3. Inferior aneurysm morphology is incredibly hard to differentiate from Acute OMI, but you should suspect it whenever there are well-formed inferior Q-waves.  Unlike anterior aneurysm, a QS-wave is uncommon.   A QR-wave is far more common, just like you would see in inferior ACUTE OMI.

4. Version 1 of the Queen of Hearts only sees one ECG out of context.  That will be improved in later versions!!


MY Comment, by KEN GRAUER, MD (12/9/2023):

Today’s case brings with it an important lesson — namely that the “right answer” (and the “right” clinical action) — will not always be correct. My 1st, 2nd and 3rd impressions of today’s initial ECG (which like Dr. Smith and QOH — I interpreted without benefit of any clinical information) — was, acute OMI until proven otherwise.
  • Acute OMI until proven otherwise is the "correct" answer — even though it turns out that this patient was not having an acute OMI.

  • This brings home a 2nd important lesson in today’s case — namely, that the History (both the past medical history — as well as the history of today’s presentation) — is an essential component of clinical ECG interpretation. Today’s patient has no CP (Chest Pain) — and once prior ECGs were discovered, it became apparent that as acute as today’s initial tracing may have seemed — the changes were not new!

The above said — I thought it may be insightful to review the initial pre-hospital ECG, which has to be interpreted as an acute OMI until proven otherwise.
  • Dr. Smith did prove otherwise — and so we all gain from this case the experience of how appearances can be deceiving.
  • BUT — the “correct” interpretation of this initial ECG remains, “Acute OMI until proven otherwise” — and IF this patient had with new-onset worrisome CP — strong consideration of prompt cardiac cath would be the "correct" action.

TAKE another LOOK at today’s initial tracing — that for clarity, I have digitalized and reproduced in Figure-1.

  • In addition to the large (wide) inferior lead Q waves + inferior ST elevation + reciprocal high-lateral lead ST-T wave depression (in leads I and aVL) — WHAT ELSE did I see that initially convinced me of an acute OMI until proven otherwise?

Figure-1: The initial ECG in today's case — obtained by the EMS team. (To improve visualization — I've digitized the original ECG using PMcardio).

Why ECG #1 Looks Acute ...

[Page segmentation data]
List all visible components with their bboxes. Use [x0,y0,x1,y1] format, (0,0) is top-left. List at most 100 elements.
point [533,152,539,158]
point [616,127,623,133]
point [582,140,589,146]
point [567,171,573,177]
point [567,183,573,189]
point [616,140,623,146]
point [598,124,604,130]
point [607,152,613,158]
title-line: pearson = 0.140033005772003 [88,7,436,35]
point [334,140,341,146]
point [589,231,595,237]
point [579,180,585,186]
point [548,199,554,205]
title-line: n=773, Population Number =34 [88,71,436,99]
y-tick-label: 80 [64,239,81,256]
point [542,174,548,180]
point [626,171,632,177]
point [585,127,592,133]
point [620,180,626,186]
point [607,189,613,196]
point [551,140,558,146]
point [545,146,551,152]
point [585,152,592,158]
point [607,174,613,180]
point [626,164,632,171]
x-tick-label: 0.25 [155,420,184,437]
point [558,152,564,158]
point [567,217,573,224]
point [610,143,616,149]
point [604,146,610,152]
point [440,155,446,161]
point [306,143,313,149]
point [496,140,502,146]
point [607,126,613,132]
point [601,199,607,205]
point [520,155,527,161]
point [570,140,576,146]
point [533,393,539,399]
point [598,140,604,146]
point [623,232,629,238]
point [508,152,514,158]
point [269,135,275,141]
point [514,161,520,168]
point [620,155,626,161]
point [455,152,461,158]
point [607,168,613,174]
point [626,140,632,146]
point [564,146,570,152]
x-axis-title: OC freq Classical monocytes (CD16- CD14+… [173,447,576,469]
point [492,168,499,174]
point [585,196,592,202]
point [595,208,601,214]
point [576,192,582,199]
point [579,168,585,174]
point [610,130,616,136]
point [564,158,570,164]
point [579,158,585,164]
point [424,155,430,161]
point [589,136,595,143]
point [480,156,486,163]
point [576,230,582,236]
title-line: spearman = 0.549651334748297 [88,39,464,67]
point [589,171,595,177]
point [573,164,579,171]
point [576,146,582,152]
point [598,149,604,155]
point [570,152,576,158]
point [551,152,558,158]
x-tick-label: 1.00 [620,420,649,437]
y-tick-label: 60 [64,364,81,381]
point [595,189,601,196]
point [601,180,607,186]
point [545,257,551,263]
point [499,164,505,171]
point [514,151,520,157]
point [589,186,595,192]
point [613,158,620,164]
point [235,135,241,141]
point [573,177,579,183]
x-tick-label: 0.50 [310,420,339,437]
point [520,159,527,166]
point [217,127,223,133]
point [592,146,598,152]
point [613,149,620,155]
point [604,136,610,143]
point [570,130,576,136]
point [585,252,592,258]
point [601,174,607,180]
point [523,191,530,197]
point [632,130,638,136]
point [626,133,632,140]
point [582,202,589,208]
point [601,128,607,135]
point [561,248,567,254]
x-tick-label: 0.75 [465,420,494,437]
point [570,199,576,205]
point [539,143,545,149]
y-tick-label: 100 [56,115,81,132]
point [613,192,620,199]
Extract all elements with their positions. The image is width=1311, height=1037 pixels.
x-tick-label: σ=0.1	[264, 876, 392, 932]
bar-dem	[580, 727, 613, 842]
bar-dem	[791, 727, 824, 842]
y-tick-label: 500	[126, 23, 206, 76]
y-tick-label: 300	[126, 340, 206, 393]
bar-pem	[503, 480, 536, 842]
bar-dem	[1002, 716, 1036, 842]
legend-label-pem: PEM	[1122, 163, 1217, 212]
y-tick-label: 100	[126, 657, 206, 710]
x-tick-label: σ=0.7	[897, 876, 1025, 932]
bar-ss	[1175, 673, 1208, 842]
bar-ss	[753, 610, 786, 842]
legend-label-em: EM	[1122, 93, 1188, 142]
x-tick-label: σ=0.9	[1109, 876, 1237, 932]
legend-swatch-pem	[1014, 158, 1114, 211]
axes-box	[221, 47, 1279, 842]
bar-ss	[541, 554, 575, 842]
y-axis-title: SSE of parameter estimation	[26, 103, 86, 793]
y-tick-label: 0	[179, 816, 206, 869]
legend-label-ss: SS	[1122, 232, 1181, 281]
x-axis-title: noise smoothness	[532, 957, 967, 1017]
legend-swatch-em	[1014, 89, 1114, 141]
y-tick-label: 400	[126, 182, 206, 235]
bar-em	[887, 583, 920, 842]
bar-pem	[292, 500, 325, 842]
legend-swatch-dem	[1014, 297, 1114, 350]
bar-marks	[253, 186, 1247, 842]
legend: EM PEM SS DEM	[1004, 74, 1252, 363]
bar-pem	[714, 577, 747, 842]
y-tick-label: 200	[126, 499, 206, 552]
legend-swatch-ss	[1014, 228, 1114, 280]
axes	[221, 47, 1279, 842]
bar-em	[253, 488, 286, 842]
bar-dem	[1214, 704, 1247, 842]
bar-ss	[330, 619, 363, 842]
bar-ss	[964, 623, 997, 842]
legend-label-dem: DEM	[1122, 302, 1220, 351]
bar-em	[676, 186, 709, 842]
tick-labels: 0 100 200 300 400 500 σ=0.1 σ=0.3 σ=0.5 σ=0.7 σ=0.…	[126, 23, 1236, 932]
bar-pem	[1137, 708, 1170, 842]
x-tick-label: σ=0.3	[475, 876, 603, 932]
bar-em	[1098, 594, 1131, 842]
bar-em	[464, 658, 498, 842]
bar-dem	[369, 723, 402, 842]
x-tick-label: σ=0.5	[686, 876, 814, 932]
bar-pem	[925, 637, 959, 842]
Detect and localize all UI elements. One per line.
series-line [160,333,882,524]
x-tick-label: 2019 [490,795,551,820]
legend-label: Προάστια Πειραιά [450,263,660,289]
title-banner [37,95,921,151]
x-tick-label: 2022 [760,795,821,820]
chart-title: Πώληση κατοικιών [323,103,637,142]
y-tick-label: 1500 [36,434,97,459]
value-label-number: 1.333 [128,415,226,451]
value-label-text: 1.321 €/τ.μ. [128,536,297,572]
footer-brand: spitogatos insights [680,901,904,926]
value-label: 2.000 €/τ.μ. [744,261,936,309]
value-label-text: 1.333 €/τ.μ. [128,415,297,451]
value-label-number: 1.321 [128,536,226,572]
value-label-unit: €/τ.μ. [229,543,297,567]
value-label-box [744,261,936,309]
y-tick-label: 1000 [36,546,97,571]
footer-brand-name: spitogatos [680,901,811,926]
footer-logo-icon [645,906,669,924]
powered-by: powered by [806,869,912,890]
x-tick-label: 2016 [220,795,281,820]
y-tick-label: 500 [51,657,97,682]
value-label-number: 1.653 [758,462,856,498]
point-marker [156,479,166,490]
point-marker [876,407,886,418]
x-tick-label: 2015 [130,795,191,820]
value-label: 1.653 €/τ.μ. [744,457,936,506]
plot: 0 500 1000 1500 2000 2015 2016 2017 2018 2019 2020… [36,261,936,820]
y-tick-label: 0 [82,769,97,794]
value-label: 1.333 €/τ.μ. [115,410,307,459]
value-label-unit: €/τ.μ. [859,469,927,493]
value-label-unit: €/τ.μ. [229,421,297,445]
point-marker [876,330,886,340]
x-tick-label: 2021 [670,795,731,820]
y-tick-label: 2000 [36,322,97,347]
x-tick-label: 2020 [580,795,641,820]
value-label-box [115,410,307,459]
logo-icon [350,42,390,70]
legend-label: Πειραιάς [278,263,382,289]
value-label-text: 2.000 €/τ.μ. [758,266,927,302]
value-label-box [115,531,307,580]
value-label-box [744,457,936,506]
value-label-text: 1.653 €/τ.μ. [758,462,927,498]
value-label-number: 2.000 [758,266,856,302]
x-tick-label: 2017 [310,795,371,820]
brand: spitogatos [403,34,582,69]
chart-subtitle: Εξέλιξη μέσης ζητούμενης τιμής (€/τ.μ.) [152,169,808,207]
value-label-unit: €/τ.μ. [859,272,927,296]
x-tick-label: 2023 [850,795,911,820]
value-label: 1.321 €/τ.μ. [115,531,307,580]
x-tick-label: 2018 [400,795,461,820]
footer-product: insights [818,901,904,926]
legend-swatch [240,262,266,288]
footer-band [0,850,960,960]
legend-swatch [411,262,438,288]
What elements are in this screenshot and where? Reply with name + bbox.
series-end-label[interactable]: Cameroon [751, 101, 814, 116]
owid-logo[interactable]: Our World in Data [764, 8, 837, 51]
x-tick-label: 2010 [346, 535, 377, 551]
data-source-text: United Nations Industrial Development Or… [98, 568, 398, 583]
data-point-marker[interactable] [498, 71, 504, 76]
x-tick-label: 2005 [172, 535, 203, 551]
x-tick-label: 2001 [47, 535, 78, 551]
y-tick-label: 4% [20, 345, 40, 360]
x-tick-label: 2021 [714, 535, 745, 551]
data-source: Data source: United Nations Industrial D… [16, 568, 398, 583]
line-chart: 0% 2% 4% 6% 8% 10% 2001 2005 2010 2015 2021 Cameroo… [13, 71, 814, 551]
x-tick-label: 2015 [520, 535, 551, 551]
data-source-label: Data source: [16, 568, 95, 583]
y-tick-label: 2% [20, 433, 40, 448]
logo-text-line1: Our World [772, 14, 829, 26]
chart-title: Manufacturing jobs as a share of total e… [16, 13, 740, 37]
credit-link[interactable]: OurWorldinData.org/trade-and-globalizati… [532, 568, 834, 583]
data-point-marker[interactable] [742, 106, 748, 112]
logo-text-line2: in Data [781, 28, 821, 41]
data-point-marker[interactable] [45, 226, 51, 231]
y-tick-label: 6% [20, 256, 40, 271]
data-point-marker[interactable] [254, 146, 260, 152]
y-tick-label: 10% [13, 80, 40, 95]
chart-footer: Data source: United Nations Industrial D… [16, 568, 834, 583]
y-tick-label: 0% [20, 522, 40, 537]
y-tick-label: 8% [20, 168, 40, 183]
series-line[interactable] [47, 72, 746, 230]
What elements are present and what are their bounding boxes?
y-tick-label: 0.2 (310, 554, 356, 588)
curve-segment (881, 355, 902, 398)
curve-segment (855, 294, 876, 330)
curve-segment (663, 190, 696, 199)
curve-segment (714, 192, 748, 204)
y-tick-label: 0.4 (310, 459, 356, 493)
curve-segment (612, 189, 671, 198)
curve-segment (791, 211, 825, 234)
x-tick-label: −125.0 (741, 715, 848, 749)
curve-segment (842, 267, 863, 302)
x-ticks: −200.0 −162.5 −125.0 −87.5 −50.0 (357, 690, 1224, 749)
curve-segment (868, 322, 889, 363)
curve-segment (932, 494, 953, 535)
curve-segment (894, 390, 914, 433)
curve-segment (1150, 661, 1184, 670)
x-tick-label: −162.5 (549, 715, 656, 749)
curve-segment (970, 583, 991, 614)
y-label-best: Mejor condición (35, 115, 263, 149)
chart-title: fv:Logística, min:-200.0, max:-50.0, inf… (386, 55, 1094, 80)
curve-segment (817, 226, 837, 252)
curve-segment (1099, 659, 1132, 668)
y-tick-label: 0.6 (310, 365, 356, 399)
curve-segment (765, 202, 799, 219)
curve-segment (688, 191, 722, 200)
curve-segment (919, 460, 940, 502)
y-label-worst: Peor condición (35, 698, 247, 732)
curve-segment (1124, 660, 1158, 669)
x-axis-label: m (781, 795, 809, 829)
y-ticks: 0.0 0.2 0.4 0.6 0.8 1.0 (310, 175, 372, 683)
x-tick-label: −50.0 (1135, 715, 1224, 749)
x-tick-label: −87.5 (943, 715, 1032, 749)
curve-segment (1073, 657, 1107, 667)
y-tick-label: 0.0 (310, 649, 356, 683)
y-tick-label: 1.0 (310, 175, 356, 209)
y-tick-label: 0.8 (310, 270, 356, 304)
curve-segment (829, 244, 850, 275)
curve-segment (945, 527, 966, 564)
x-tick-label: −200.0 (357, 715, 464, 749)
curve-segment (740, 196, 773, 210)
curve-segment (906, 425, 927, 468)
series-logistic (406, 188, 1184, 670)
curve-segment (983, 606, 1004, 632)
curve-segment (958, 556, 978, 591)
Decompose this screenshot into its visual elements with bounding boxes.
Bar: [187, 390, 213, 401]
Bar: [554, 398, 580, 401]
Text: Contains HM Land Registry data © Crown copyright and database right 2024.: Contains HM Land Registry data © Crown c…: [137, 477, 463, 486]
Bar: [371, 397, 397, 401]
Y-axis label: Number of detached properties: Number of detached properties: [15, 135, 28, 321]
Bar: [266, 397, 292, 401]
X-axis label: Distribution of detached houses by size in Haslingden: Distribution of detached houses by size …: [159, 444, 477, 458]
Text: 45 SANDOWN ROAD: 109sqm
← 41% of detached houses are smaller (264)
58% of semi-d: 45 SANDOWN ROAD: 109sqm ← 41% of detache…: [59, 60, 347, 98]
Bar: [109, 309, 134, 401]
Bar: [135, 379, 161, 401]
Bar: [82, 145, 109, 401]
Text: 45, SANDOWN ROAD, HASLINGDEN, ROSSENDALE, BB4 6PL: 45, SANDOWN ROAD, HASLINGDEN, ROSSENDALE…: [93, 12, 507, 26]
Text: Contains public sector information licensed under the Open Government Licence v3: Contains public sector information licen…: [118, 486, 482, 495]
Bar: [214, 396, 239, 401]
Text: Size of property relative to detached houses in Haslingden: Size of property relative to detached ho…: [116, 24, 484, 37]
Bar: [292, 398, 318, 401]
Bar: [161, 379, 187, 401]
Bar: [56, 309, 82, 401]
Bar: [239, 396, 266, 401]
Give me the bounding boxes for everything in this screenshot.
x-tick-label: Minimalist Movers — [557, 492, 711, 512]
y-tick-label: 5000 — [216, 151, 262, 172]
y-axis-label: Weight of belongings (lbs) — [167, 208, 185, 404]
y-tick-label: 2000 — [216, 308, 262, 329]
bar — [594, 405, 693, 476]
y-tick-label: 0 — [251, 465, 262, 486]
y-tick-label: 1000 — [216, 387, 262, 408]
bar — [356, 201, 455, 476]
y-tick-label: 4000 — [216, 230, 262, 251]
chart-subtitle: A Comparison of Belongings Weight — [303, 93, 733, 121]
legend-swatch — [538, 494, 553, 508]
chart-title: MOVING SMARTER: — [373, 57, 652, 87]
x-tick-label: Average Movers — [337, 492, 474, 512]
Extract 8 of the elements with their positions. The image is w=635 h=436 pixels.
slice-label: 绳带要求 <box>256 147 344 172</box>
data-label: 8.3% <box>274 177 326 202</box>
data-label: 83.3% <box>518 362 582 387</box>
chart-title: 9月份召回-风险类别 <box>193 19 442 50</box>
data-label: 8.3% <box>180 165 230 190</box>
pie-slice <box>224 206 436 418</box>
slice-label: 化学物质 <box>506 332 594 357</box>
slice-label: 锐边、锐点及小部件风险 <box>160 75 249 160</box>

TASKS AND EXERCISES:
- 1) Check each statement against the ECG commentary and answer yes or no, quoting the words that decide it: (a) In inferior aneurysm, a QS-wave is common. (b) Today's patient had chest pain. (c) The initial ECG was obtained by the EMS team.
- 2) Carry on the ECG commentary from its final heading, "Why ECG #1 Looks Acute ..."

WRITTEN RESPONSES:
- 1)
(a) No: "Unlike anterior aneurysm, a QS-wave is uncommon."
(b) No: "Today’s patient has no CP (Chest Pain)"
(c) Yes: "The initial ECG in today's case — obtained by the EMS team."

- 2)
In addition to the acute-looking limb lead changes in Figure-1 — I've labeled several chest lead changes that convinced me that this tracing looks acute until proven otherwise. These include:
  • Especially the QRST complex in lead V3 (within the RED rectangle) — because of unmistakeable ST segment flattening (instead of the usual gental upsloping slight ST elevation normally seen in this lead) — in association with a disproportionately "hypervoluminous" T wave in this lead (that is "fatter"-at-its-peak and wider-at-its-base than expected given the size of the R wave in this lead).

By the concept of "neighboring leads" — given clear abnormalities in lead V3 — the ST-T waves in leads V2 and V4 are also abnormal.
  • Like lead V3 — the ST segment in lead V2 is normally slightly elevated and gently upsloping. Instead — the ST segment in lead V2 is isoelectric and unmistakeably flat (RED arrow in both leads V2,V3).
  • By itself — I would not necessarily interpret the ST-T wave in lead V4 as abnormal. But in the context of clearly abnormal leads V2 and V3 — the ST segment in lead V4 looks "straight", which results in accentuation of its intersection with the T wave in this lead.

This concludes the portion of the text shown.